Return all lines in the material below that contain "frac".

[Records contained in a dataset]
****************************************
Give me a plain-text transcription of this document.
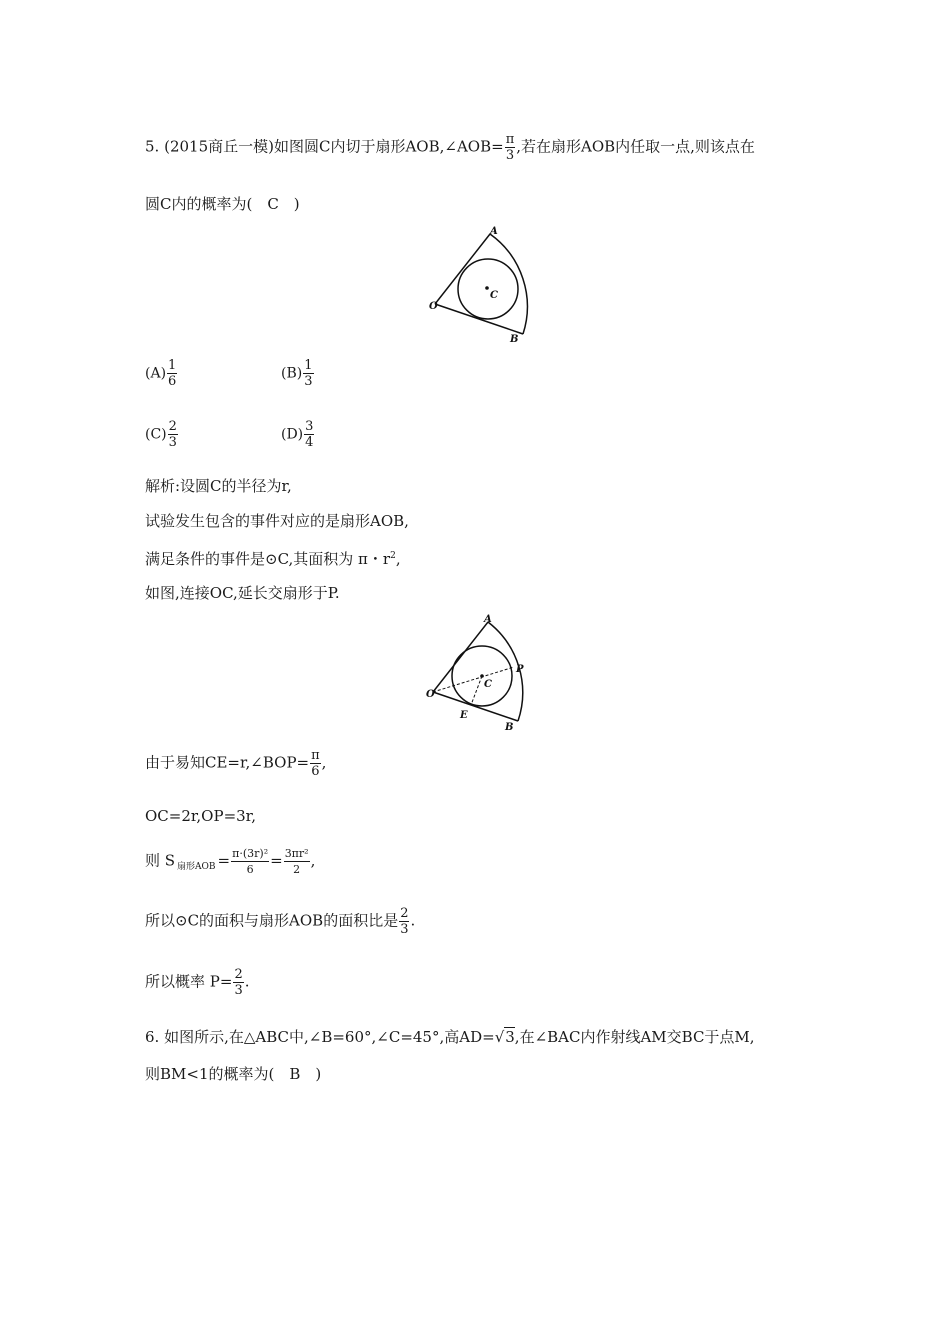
5. (2015商丘一模)如图圆C内切于扇形AOB,∠AOB= $\frac{\pi}{3}$ ,若在扇形AOB内任取一点,则该点在
圆C内的概率为(　C　)
A
O
B
C
$(A) \frac{1}{6}$	$(B) \frac{1}{3}$
$(C) \frac{2}{3}$	$(D) \frac{3}{4}$
解析:设圆C的半径为r,
试验发生包含的事件对应的是扇形AOB,
满足条件的事件是⊙C,其面积为 π・$r^2$,
如图,连接OC,延长交扇形于P.
A
O
B
C
P
E
由于易知CE=r,∠BOP= $\frac{\pi}{6}$ ,
OC=2r,OP=3r,
则 S $_{扇形AOB} = \frac{\text{π·(3r)²}}{6} = \frac{\text{3πr²}}{2}$ ,
所以⊙C的面积与扇形AOB的面积比是 $\frac{2}{3}$ .
所以概率 $P= \frac{2}{3}$ .
6. 如图所示,在△ABC中,∠B=60°,∠C=45°,高AD=√3,在∠BAC内作射线AM交BC于点M,
则BM<1的概率为(　B　)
****************************************
◆ The solution ◆
5. (2015商丘一模)如图圆C内切于扇形AOB,∠AOB= $\frac{\pi}{3}$ ,若在扇形AOB内任取一点,则该点在
$(A) \frac{1}{6}$	$(B) \frac{1}{3}$
$(C) \frac{2}{3}$	$(D) \frac{3}{4}$
由于易知CE=r,∠BOP= $\frac{\pi}{6}$ ,
则 S $_{扇形AOB} = \frac{\text{π·(3r)²}}{6} = \frac{\text{3πr²}}{2}$ ,
所以⊙C的面积与扇形AOB的面积比是 $\frac{2}{3}$ .
所以概率 $P= \frac{2}{3}$ .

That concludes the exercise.